◆ Exercise prompt
In the album article, what was the total cost of making We Care a Lot?

◆ Document passage
----------

Studio album by Faith No More
- Released: November 30, 1985
- Studio: Prairie Sun Studios in Cotati, California
- Genres: Post-punk; alternative metal; funk metal;
- Length: 34:51
- Label: Mordam
- Producer: Matt Wallace

Faith No More chronology
|  | We Care a Lot (1985) | Introduce Yourself (1987) |

= We Care a Lot =

We Care a Lot is the debut studio album by American rock band Faith No More, originally released on November 30, 1985 and distributed through Mordam Records.

On the original vinyl release, the band is credited as "Faith. No More." on the album's liner notes, back cover, and on the record itself.

==Background and recording==
Before recording We Care a Lot, the band had released the single "Quiet in Heaven/Song of Liberty" in 1983 on Ministry of Propaganda Records. This release was under the name Faith No Man, with the band also releasing a three song demo in 1982 under the name Sharp Young Men, which contained the songs "Life Is Tough For Me", "Decay" and "Alive". Later in 1983, the band released a cassette tape which included demo recordings and their first show under the Faith No More moniker in October 1983. The following year vocalist Chuck Mosley joined Faith No More, following a string of short lived singers. The band initially started recording We Care Lot without backing from a record label and, after pooling their money, recorded five songs. This gained the attention of Ruth Schwartz (who was then forming the independent label Mordam Records) under which the band (after receiving the finances to do so) finished and released the album. The album cost $6,000 in total to make, with the band contributing the initial $3,000 and the other $3,000 coming from Schwartz. It was the first official release for the label.

----------

◆ Supplied data
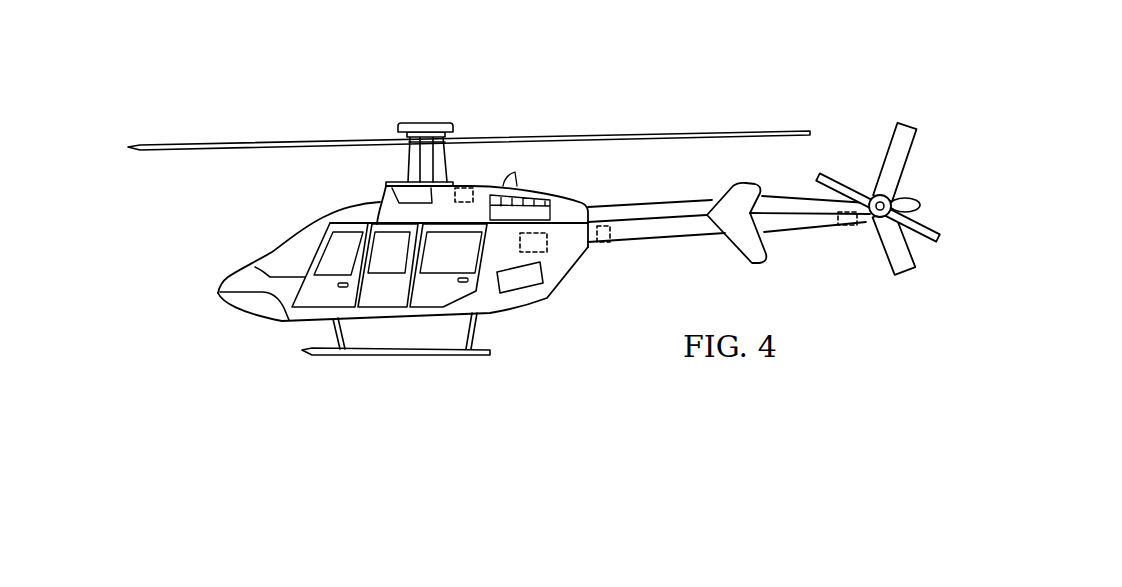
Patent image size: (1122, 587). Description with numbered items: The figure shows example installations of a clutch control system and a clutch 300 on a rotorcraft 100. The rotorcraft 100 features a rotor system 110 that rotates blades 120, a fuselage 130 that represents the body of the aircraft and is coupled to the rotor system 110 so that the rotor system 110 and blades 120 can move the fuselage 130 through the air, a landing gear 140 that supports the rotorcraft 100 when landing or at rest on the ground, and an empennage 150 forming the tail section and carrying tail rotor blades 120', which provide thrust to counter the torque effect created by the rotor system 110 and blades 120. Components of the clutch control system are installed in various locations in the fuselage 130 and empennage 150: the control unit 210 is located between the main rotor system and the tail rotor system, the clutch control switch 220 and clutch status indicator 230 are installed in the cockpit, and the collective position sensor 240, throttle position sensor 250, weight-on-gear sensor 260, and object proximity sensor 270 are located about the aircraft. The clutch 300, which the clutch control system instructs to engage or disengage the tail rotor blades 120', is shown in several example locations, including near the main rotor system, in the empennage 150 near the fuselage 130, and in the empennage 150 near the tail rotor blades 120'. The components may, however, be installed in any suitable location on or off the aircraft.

----------

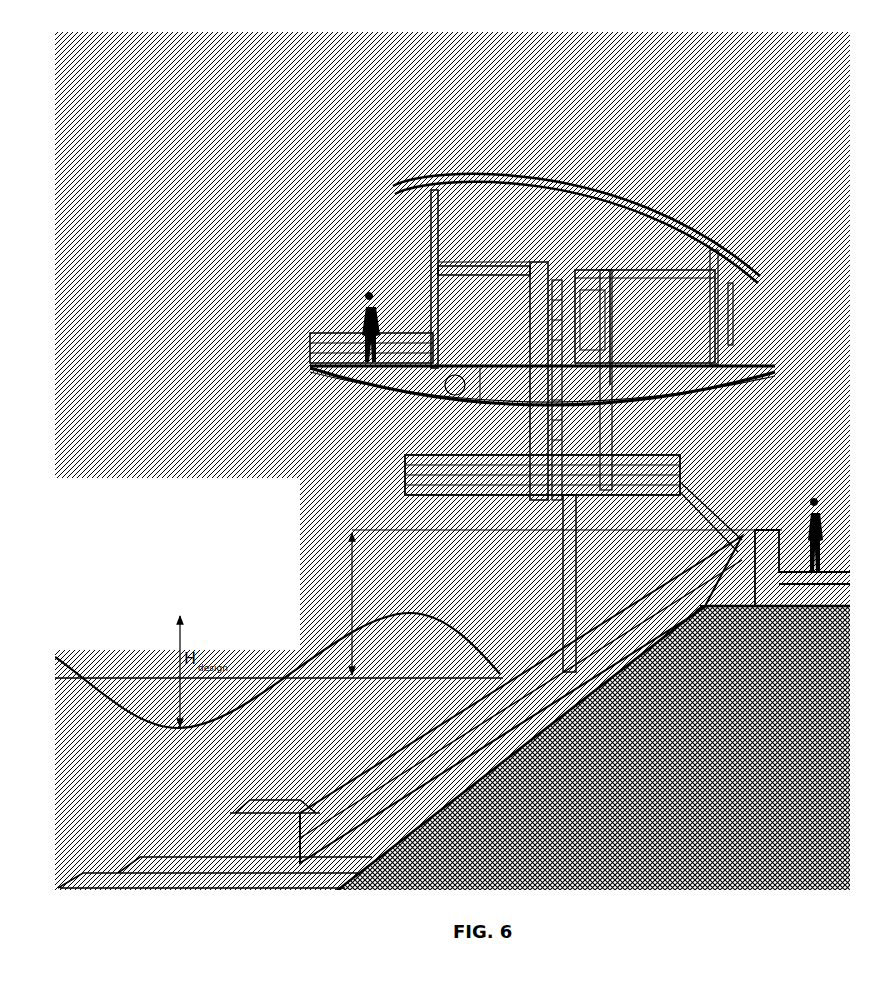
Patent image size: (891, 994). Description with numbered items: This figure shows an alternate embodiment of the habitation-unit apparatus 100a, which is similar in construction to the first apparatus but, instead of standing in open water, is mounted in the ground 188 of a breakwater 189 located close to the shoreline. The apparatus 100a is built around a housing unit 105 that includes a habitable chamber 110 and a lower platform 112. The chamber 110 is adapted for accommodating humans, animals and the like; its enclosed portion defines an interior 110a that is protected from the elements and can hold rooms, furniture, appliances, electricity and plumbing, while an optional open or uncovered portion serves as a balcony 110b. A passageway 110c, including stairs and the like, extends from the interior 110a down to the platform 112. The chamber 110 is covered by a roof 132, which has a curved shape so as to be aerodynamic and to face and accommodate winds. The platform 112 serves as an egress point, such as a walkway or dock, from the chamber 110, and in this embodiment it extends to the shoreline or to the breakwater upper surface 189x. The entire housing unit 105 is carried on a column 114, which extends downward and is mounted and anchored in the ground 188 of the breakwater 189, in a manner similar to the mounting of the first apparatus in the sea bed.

----------

◆ Correct answer
$6,000